▶ Supplied records
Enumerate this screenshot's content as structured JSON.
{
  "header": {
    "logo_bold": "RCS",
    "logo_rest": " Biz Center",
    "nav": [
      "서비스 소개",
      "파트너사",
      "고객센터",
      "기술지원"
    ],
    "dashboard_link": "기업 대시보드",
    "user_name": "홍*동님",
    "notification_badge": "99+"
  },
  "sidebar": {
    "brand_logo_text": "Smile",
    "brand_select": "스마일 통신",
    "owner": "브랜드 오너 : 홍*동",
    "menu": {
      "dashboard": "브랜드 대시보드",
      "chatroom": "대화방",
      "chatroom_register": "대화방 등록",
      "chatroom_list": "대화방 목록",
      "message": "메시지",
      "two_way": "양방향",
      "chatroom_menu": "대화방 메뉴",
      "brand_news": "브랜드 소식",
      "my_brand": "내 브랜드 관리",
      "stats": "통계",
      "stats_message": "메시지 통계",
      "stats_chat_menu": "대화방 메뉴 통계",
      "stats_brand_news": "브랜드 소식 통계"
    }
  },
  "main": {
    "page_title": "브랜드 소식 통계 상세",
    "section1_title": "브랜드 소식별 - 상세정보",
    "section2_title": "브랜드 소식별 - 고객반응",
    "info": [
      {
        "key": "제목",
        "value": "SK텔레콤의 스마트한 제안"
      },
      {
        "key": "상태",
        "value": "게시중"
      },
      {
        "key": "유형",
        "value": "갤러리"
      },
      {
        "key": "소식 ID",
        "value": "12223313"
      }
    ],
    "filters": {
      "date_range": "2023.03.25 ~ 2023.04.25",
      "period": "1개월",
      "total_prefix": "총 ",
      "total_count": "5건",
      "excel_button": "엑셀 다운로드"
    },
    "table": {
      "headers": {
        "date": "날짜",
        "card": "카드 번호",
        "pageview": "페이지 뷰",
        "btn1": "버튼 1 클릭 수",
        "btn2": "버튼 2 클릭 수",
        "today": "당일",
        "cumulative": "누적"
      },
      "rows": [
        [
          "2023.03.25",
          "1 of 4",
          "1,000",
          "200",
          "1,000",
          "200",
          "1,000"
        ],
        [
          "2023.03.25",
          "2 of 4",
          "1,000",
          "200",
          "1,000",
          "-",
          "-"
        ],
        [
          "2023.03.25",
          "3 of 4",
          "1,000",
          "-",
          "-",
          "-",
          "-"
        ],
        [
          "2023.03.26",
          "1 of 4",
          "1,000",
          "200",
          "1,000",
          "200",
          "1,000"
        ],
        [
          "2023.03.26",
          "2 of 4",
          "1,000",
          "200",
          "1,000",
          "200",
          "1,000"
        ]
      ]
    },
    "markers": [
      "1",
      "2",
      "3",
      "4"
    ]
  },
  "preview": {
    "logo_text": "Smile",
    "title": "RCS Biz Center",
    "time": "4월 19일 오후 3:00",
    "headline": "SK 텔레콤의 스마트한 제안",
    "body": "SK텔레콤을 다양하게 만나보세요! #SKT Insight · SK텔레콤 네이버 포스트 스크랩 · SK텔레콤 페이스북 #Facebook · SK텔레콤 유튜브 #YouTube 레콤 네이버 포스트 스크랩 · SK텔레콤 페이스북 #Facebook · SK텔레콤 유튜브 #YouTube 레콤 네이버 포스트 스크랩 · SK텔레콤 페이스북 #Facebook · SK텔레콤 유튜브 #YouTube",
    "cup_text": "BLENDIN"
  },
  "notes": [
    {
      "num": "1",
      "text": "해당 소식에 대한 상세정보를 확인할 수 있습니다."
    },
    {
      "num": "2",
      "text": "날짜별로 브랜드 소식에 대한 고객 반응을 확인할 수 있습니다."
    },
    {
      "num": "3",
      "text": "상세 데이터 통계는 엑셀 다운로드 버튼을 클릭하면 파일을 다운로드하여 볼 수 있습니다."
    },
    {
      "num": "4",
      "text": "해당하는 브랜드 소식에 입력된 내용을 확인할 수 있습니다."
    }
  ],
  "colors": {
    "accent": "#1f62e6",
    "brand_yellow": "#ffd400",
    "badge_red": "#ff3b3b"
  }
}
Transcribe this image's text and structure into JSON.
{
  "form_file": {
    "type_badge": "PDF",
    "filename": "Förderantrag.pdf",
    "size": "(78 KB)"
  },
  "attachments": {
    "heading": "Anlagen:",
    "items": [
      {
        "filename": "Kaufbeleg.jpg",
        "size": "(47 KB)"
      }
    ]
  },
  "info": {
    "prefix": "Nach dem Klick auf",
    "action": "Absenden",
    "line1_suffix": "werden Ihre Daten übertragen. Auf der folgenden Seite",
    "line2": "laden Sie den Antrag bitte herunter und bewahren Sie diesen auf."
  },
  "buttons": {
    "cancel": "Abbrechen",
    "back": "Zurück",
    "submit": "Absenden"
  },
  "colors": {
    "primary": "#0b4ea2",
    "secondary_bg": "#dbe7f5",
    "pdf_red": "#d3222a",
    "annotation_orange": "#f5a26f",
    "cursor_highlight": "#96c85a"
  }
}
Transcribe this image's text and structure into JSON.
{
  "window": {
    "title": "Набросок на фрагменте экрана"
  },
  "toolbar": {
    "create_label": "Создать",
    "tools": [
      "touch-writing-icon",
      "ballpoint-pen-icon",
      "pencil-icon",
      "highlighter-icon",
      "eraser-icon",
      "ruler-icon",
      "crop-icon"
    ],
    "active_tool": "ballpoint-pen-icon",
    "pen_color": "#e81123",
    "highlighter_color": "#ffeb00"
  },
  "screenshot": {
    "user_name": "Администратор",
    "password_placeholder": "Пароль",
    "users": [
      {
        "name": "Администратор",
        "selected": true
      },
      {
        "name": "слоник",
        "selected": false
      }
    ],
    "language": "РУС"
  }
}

▶ Goal
Return, from the data, each line that has the word "ballpoint" in it.

▶ Exercise output
      "ballpoint-pen-icon",
    "active_tool": "ballpoint-pen-icon",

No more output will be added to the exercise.